→ **Written exercise**
Reproduce the data verbatim, from its first line up to and including the line that contains "571, 140, 586]".
-- Start --
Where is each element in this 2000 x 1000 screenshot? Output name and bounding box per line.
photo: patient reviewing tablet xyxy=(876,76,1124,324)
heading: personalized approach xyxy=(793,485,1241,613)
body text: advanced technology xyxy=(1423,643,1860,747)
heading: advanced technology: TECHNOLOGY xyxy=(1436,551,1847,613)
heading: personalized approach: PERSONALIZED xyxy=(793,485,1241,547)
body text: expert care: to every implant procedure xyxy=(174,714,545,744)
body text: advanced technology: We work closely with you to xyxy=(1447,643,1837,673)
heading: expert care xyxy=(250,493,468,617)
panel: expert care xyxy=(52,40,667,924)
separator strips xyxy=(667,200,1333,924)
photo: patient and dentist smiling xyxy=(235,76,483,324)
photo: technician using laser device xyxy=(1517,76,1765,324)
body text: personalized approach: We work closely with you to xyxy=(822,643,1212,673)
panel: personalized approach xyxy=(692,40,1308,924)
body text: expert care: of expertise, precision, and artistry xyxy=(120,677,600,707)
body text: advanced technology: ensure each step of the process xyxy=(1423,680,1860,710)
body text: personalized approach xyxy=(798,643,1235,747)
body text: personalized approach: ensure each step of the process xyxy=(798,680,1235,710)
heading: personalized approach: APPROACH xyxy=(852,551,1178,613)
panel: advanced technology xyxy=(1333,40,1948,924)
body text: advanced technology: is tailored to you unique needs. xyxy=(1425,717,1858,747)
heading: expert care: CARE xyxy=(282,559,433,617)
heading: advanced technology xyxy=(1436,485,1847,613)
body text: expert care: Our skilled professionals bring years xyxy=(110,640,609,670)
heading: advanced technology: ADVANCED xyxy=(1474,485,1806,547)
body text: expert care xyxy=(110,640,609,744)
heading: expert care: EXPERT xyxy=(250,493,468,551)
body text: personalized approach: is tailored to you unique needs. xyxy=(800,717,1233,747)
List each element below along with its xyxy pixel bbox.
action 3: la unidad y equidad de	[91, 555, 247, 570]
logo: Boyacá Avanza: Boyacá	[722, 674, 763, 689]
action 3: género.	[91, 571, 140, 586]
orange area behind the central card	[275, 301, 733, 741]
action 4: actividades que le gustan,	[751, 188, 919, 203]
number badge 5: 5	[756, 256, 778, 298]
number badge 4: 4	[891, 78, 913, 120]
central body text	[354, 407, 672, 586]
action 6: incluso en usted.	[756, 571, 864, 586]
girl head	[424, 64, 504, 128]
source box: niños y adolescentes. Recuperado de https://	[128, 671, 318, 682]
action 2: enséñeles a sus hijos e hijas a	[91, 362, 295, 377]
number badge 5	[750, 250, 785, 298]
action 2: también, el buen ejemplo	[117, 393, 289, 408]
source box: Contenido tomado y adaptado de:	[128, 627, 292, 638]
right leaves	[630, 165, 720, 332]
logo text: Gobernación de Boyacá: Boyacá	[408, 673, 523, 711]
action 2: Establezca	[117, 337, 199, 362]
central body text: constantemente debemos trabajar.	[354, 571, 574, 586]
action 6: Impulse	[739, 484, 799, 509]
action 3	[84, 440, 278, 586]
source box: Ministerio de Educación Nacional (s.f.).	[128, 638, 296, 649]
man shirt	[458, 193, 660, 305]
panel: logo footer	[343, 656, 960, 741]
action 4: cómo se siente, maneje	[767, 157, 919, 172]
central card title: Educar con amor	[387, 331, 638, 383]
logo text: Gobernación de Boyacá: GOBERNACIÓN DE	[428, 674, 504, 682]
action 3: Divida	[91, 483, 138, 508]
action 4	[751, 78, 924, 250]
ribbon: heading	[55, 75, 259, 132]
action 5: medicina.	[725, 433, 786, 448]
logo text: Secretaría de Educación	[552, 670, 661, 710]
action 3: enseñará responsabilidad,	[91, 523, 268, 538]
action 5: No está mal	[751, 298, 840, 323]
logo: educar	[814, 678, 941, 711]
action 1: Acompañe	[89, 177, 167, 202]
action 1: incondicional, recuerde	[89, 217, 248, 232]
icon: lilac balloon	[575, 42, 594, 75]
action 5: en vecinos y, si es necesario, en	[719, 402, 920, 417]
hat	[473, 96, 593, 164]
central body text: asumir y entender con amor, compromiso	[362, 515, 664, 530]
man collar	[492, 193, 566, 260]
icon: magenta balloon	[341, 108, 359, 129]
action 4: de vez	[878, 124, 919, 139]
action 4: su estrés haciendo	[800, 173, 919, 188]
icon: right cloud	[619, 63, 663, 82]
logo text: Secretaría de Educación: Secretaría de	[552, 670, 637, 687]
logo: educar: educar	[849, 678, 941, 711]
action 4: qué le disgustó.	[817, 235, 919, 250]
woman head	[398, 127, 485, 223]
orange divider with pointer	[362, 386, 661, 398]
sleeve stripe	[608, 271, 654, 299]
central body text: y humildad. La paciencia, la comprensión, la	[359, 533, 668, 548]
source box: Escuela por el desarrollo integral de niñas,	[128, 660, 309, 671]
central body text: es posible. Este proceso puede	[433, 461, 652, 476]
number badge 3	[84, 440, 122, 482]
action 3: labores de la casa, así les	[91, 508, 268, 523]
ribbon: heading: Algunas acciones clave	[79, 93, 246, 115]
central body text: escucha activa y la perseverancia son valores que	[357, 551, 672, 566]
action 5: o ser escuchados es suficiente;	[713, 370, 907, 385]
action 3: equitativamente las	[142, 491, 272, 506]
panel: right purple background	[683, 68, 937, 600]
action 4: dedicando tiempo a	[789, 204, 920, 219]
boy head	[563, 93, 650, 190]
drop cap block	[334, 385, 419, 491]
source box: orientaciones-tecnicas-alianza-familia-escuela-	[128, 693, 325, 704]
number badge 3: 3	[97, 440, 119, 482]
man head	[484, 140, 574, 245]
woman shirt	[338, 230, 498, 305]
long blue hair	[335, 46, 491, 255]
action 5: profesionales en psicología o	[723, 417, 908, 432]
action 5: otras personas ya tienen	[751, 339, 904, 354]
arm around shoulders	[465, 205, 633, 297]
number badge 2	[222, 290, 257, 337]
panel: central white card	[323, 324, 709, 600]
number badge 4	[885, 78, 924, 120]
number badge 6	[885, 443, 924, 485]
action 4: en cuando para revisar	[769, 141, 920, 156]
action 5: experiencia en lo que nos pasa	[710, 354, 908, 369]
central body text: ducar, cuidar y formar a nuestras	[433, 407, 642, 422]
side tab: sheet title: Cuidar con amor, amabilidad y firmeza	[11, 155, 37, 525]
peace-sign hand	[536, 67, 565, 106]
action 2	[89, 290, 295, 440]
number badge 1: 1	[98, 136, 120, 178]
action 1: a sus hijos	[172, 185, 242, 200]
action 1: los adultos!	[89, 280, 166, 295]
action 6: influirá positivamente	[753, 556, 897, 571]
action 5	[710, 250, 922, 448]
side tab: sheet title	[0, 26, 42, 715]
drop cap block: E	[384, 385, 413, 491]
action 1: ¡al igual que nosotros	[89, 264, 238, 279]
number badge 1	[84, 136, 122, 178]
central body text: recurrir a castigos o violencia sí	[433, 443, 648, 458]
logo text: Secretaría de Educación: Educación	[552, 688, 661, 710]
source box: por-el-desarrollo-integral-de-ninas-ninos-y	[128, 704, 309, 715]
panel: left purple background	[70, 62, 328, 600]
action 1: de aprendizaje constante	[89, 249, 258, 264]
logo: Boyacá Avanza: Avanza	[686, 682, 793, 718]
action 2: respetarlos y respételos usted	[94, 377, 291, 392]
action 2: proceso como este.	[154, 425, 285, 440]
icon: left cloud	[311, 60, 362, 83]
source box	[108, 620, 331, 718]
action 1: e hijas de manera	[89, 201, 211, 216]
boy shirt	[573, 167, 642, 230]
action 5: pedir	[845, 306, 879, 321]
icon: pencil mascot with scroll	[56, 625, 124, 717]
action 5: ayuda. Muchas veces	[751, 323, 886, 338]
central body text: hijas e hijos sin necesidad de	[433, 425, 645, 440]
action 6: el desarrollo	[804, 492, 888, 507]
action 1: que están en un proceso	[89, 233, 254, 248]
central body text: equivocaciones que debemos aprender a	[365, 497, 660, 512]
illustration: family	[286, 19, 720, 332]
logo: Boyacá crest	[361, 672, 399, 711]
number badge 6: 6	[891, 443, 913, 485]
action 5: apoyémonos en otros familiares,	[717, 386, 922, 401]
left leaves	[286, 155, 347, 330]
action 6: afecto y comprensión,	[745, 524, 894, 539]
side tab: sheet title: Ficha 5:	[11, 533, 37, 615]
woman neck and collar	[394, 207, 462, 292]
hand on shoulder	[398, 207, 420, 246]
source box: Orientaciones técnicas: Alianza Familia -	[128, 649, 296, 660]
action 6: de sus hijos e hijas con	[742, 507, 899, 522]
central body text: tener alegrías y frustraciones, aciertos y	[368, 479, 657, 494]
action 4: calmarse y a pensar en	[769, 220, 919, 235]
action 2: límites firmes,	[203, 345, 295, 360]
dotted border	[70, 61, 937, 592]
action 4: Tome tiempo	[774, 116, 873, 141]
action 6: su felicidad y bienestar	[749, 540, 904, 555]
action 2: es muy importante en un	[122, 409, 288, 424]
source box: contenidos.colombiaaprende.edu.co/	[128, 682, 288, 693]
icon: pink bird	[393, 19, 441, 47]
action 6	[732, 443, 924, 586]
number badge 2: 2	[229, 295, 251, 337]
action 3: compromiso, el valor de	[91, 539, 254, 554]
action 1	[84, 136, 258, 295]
-- End --
→ **Answer to the exercise**
Where is each element in this 2000 x 1000 screenshot? Output name and bounding box per line.
photo: patient reviewing tablet xyxy=(876,76,1124,324)
heading: personalized approach xyxy=(793,485,1241,613)
body text: advanced technology xyxy=(1423,643,1860,747)
heading: advanced technology: TECHNOLOGY xyxy=(1436,551,1847,613)
heading: personalized approach: PERSONALIZED xyxy=(793,485,1241,547)
body text: expert care: to every implant procedure xyxy=(174,714,545,744)
body text: advanced technology: We work closely with you to xyxy=(1447,643,1837,673)
heading: expert care xyxy=(250,493,468,617)
panel: expert care xyxy=(52,40,667,924)
separator strips xyxy=(667,200,1333,924)
photo: patient and dentist smiling xyxy=(235,76,483,324)
photo: technician using laser device xyxy=(1517,76,1765,324)
body text: personalized approach: We work closely with you to xyxy=(822,643,1212,673)
panel: personalized approach xyxy=(692,40,1308,924)
body text: expert care: of expertise, precision, and artistry xyxy=(120,677,600,707)
body text: advanced technology: ensure each step of the process xyxy=(1423,680,1860,710)
body text: personalized approach xyxy=(798,643,1235,747)
body text: personalized approach: ensure each step of the process xyxy=(798,680,1235,710)
heading: personalized approach: APPROACH xyxy=(852,551,1178,613)
panel: advanced technology xyxy=(1333,40,1948,924)
body text: advanced technology: is tailored to you unique needs. xyxy=(1425,717,1858,747)
heading: expert care: CARE xyxy=(282,559,433,617)
heading: advanced technology xyxy=(1436,485,1847,613)
body text: expert care: Our skilled professionals bring years xyxy=(110,640,609,670)
heading: advanced technology: ADVANCED xyxy=(1474,485,1806,547)
body text: expert care xyxy=(110,640,609,744)
heading: expert care: EXPERT xyxy=(250,493,468,551)
body text: personalized approach: is tailored to you unique needs. xyxy=(800,717,1233,747)
List each element below along with its xyxy pixel bbox.
action 3: la unidad y equidad de	[91, 555, 247, 570]
logo: Boyacá Avanza: Boyacá	[722, 674, 763, 689]
action 3: género.	[91, 571, 140, 586]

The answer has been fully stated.